--- Start of DATA ROWS ---
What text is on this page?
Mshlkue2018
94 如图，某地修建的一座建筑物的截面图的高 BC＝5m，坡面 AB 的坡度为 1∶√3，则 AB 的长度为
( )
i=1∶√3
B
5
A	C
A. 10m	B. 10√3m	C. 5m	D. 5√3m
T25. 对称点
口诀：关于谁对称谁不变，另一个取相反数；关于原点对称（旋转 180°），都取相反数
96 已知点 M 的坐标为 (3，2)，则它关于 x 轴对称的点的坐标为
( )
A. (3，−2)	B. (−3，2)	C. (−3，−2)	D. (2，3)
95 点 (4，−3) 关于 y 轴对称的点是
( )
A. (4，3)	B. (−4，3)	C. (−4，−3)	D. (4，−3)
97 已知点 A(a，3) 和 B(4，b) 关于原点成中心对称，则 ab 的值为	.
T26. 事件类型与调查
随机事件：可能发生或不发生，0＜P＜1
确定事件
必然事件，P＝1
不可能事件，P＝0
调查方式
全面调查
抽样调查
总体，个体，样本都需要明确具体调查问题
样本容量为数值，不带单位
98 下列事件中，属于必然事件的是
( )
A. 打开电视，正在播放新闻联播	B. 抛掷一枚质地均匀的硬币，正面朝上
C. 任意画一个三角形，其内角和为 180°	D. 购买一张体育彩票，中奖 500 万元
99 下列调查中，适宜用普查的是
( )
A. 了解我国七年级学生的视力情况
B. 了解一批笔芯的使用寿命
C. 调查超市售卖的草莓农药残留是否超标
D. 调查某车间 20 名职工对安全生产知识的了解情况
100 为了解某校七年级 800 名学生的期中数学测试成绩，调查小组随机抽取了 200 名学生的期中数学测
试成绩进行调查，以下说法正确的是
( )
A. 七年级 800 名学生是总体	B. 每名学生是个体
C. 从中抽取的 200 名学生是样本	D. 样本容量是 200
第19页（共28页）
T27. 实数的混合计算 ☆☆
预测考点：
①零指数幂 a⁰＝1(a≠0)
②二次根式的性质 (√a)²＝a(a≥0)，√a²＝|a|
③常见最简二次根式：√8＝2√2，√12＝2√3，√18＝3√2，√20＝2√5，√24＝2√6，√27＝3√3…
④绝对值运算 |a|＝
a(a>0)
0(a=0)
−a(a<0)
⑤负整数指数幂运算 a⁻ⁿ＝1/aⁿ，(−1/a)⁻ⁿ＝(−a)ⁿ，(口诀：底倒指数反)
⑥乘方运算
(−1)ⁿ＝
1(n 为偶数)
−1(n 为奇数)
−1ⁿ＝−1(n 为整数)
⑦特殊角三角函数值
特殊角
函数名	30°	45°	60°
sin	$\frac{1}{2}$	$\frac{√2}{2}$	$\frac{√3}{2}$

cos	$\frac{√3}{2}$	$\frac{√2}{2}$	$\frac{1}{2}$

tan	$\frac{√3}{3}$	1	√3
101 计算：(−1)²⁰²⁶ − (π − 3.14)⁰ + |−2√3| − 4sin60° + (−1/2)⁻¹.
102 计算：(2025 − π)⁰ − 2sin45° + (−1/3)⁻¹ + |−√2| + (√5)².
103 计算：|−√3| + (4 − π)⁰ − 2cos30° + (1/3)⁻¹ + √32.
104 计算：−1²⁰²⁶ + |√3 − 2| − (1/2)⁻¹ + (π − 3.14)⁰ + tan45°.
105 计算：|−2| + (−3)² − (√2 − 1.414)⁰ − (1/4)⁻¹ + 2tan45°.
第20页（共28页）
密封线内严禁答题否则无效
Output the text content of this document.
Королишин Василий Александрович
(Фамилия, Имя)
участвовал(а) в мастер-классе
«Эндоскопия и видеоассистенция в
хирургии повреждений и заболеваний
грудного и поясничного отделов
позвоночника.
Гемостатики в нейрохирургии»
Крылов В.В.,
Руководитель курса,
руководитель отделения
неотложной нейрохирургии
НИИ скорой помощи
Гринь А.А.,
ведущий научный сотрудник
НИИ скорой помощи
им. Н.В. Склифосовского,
--- End of DATA ROWS ---
PROMPT =
Identify the lines that hold the word "this". Copy every one of them.

REPLY =
What text is on this page?
Output the text content of this document.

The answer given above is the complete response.